##### Records to use #####

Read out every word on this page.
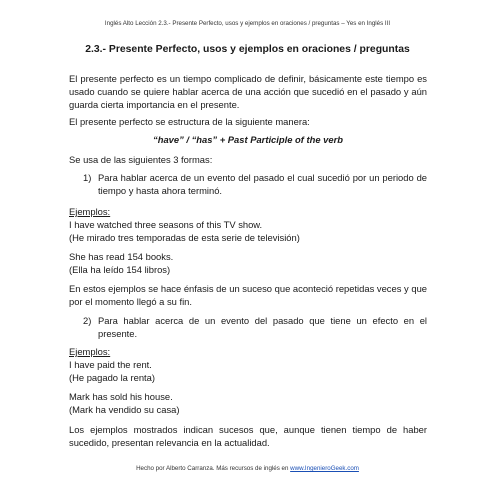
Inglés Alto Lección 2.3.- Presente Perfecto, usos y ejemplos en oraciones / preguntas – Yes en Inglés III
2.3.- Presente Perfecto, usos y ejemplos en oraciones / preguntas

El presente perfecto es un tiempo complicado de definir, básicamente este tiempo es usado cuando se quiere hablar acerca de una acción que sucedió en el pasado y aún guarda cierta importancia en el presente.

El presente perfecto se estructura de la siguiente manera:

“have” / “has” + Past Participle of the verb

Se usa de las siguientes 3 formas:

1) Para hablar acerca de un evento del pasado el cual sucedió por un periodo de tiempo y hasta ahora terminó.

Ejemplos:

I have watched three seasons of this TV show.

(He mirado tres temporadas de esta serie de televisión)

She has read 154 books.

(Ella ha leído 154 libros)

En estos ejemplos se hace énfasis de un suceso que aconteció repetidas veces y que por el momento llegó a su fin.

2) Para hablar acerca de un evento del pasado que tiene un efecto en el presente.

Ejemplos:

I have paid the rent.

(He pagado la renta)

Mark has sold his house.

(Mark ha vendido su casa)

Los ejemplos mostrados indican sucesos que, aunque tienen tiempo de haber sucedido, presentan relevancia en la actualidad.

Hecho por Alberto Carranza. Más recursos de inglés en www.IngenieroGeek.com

#####
##### Records to use #####

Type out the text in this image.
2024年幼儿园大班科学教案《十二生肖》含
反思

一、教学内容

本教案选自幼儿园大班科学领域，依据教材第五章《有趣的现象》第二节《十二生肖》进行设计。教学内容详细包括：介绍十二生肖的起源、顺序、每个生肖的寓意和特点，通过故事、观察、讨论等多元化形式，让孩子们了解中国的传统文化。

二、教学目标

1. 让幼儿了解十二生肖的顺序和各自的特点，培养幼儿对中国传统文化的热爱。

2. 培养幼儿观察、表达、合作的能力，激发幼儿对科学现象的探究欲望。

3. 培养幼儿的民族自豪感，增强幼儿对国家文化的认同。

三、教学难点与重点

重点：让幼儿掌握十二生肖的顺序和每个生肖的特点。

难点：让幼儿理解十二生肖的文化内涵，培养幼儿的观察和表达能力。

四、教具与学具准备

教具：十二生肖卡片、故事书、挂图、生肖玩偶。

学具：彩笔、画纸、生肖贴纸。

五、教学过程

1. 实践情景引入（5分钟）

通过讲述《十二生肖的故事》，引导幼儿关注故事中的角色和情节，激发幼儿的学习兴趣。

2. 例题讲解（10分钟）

#####

_Goal_.
State the count of lines above containing the string "usos", and add nothing to it.

_Final result_.
2